GIVEN PROBLEM:
Take every line from the listing below that includes "name" and copy it.

(Stored dataset items)

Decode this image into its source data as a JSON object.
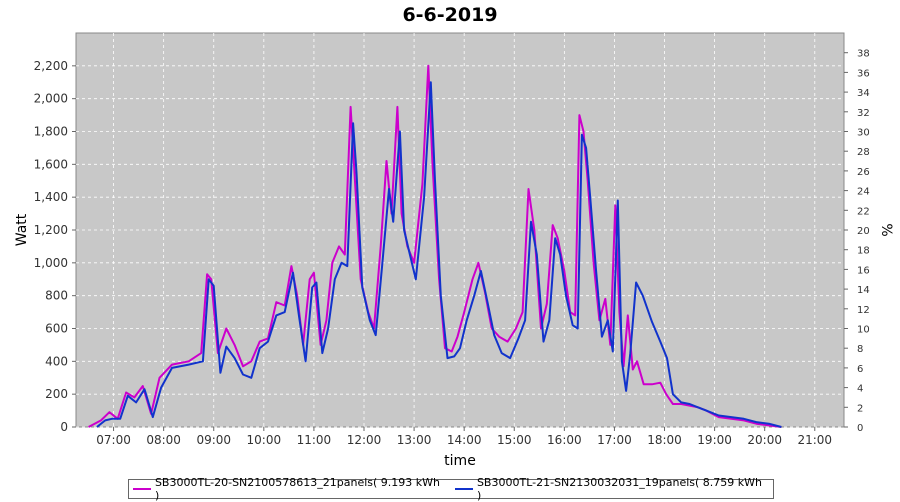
{
  "chart_data": {
    "type": "line",
    "title": "6-6-2019",
    "xlabel": "time",
    "ylabel": "Watt",
    "y2label": "%",
    "ylim": [
      0,
      2400
    ],
    "y2lim": [
      0,
      40
    ],
    "x_ticks": [
      "07:00",
      "08:00",
      "09:00",
      "10:00",
      "11:00",
      "12:00",
      "13:00",
      "14:00",
      "15:00",
      "16:00",
      "17:00",
      "18:00",
      "19:00",
      "20:00",
      "21:00"
    ],
    "y_ticks": [
      "0",
      "200",
      "400",
      "600",
      "800",
      "1,000",
      "1,200",
      "1,400",
      "1,600",
      "1,800",
      "2,000",
      "2,200"
    ],
    "y2_ticks": [
      "0",
      "2",
      "4",
      "6",
      "8",
      "10",
      "12",
      "14",
      "16",
      "18",
      "20",
      "22",
      "24",
      "26",
      "28",
      "30",
      "32",
      "34",
      "36",
      "38"
    ],
    "grid": true,
    "legend_position": "bottom",
    "series": [
      {
        "name": "SB3000TL-20-SN2100578613_21panels( 9.193 kWh )",
        "color": "#cc00cc",
        "points": [
          [
            "06:30",
            0
          ],
          [
            "06:45",
            40
          ],
          [
            "06:55",
            90
          ],
          [
            "07:05",
            50
          ],
          [
            "07:15",
            210
          ],
          [
            "07:25",
            180
          ],
          [
            "07:35",
            250
          ],
          [
            "07:45",
            80
          ],
          [
            "07:55",
            300
          ],
          [
            "08:10",
            380
          ],
          [
            "08:30",
            400
          ],
          [
            "08:45",
            450
          ],
          [
            "08:52",
            930
          ],
          [
            "08:57",
            900
          ],
          [
            "09:05",
            450
          ],
          [
            "09:15",
            600
          ],
          [
            "09:25",
            500
          ],
          [
            "09:35",
            370
          ],
          [
            "09:45",
            400
          ],
          [
            "09:55",
            520
          ],
          [
            "10:05",
            540
          ],
          [
            "10:15",
            760
          ],
          [
            "10:25",
            740
          ],
          [
            "10:33",
            980
          ],
          [
            "10:40",
            800
          ],
          [
            "10:47",
            500
          ],
          [
            "10:55",
            900
          ],
          [
            "11:00",
            940
          ],
          [
            "11:08",
            500
          ],
          [
            "11:15",
            650
          ],
          [
            "11:22",
            1000
          ],
          [
            "11:30",
            1100
          ],
          [
            "11:37",
            1050
          ],
          [
            "11:44",
            1950
          ],
          [
            "11:48",
            1600
          ],
          [
            "11:56",
            900
          ],
          [
            "12:05",
            700
          ],
          [
            "12:12",
            600
          ],
          [
            "12:20",
            1100
          ],
          [
            "12:27",
            1620
          ],
          [
            "12:33",
            1300
          ],
          [
            "12:40",
            1950
          ],
          [
            "12:45",
            1300
          ],
          [
            "12:52",
            1100
          ],
          [
            "13:00",
            1000
          ],
          [
            "13:10",
            1480
          ],
          [
            "13:17",
            2200
          ],
          [
            "13:22",
            1600
          ],
          [
            "13:30",
            900
          ],
          [
            "13:37",
            480
          ],
          [
            "13:45",
            460
          ],
          [
            "13:52",
            550
          ],
          [
            "14:00",
            700
          ],
          [
            "14:10",
            900
          ],
          [
            "14:17",
            1000
          ],
          [
            "14:25",
            820
          ],
          [
            "14:33",
            600
          ],
          [
            "14:42",
            550
          ],
          [
            "14:52",
            520
          ],
          [
            "15:02",
            600
          ],
          [
            "15:10",
            700
          ],
          [
            "15:17",
            1450
          ],
          [
            "15:24",
            1200
          ],
          [
            "15:32",
            600
          ],
          [
            "15:39",
            750
          ],
          [
            "15:46",
            1230
          ],
          [
            "15:52",
            1150
          ],
          [
            "16:00",
            950
          ],
          [
            "16:07",
            700
          ],
          [
            "16:13",
            680
          ],
          [
            "16:18",
            1900
          ],
          [
            "16:23",
            1800
          ],
          [
            "16:28",
            1500
          ],
          [
            "16:35",
            1000
          ],
          [
            "16:42",
            650
          ],
          [
            "16:49",
            780
          ],
          [
            "16:55",
            500
          ],
          [
            "17:01",
            1350
          ],
          [
            "17:06",
            700
          ],
          [
            "17:11",
            370
          ],
          [
            "17:16",
            680
          ],
          [
            "17:22",
            350
          ],
          [
            "17:27",
            400
          ],
          [
            "17:35",
            260
          ],
          [
            "17:45",
            260
          ],
          [
            "17:55",
            270
          ],
          [
            "18:02",
            200
          ],
          [
            "18:10",
            140
          ],
          [
            "18:20",
            140
          ],
          [
            "18:30",
            130
          ],
          [
            "18:40",
            120
          ],
          [
            "18:50",
            100
          ],
          [
            "19:05",
            60
          ],
          [
            "19:20",
            50
          ],
          [
            "19:35",
            40
          ],
          [
            "19:50",
            20
          ],
          [
            "20:05",
            10
          ],
          [
            "20:20",
            0
          ]
        ]
      },
      {
        "name": "SB3000TL-21-SN2130032031_19panels( 8.759 kWh )",
        "color": "#1133cc",
        "points": [
          [
            "06:40",
            0
          ],
          [
            "06:50",
            40
          ],
          [
            "06:58",
            50
          ],
          [
            "07:08",
            50
          ],
          [
            "07:17",
            190
          ],
          [
            "07:27",
            150
          ],
          [
            "07:37",
            230
          ],
          [
            "07:47",
            60
          ],
          [
            "07:57",
            240
          ],
          [
            "08:10",
            360
          ],
          [
            "08:30",
            380
          ],
          [
            "08:47",
            400
          ],
          [
            "08:54",
            900
          ],
          [
            "09:00",
            860
          ],
          [
            "09:08",
            330
          ],
          [
            "09:15",
            490
          ],
          [
            "09:25",
            420
          ],
          [
            "09:35",
            320
          ],
          [
            "09:45",
            300
          ],
          [
            "09:55",
            480
          ],
          [
            "10:05",
            520
          ],
          [
            "10:15",
            680
          ],
          [
            "10:25",
            700
          ],
          [
            "10:35",
            940
          ],
          [
            "10:42",
            680
          ],
          [
            "10:50",
            400
          ],
          [
            "10:58",
            850
          ],
          [
            "11:03",
            880
          ],
          [
            "11:10",
            450
          ],
          [
            "11:17",
            600
          ],
          [
            "11:25",
            900
          ],
          [
            "11:33",
            1000
          ],
          [
            "11:40",
            980
          ],
          [
            "11:47",
            1850
          ],
          [
            "11:51",
            1550
          ],
          [
            "11:58",
            850
          ],
          [
            "12:07",
            650
          ],
          [
            "12:14",
            560
          ],
          [
            "12:22",
            1000
          ],
          [
            "12:30",
            1450
          ],
          [
            "12:35",
            1250
          ],
          [
            "12:43",
            1800
          ],
          [
            "12:48",
            1200
          ],
          [
            "12:55",
            1050
          ],
          [
            "13:02",
            900
          ],
          [
            "13:12",
            1400
          ],
          [
            "13:20",
            2100
          ],
          [
            "13:25",
            1500
          ],
          [
            "13:32",
            800
          ],
          [
            "13:40",
            420
          ],
          [
            "13:48",
            430
          ],
          [
            "13:55",
            480
          ],
          [
            "14:03",
            650
          ],
          [
            "14:12",
            800
          ],
          [
            "14:20",
            950
          ],
          [
            "14:28",
            760
          ],
          [
            "14:36",
            560
          ],
          [
            "14:45",
            450
          ],
          [
            "14:55",
            420
          ],
          [
            "15:05",
            540
          ],
          [
            "15:13",
            650
          ],
          [
            "15:20",
            1250
          ],
          [
            "15:27",
            1050
          ],
          [
            "15:35",
            520
          ],
          [
            "15:42",
            650
          ],
          [
            "15:49",
            1150
          ],
          [
            "15:55",
            1050
          ],
          [
            "16:02",
            800
          ],
          [
            "16:10",
            620
          ],
          [
            "16:16",
            600
          ],
          [
            "16:21",
            1780
          ],
          [
            "16:26",
            1700
          ],
          [
            "16:31",
            1400
          ],
          [
            "16:38",
            950
          ],
          [
            "16:45",
            550
          ],
          [
            "16:52",
            650
          ],
          [
            "16:58",
            460
          ],
          [
            "17:04",
            1380
          ],
          [
            "17:09",
            400
          ],
          [
            "17:14",
            220
          ],
          [
            "17:19",
            450
          ],
          [
            "17:26",
            880
          ],
          [
            "17:34",
            800
          ],
          [
            "17:45",
            640
          ],
          [
            "17:55",
            520
          ],
          [
            "18:03",
            420
          ],
          [
            "18:10",
            200
          ],
          [
            "18:20",
            150
          ],
          [
            "18:30",
            140
          ],
          [
            "18:40",
            120
          ],
          [
            "18:50",
            100
          ],
          [
            "19:05",
            70
          ],
          [
            "19:20",
            60
          ],
          [
            "19:35",
            50
          ],
          [
            "19:50",
            30
          ],
          [
            "20:05",
            20
          ],
          [
            "20:20",
            0
          ]
        ]
      }
    ]
  }
}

ANSWER BELOW:
        "name": "SB3000TL-20-SN2100578613_21panels( 9.193 kWh )",
        "name": "SB3000TL-21-SN2130032031_19panels( 8.759 kWh )",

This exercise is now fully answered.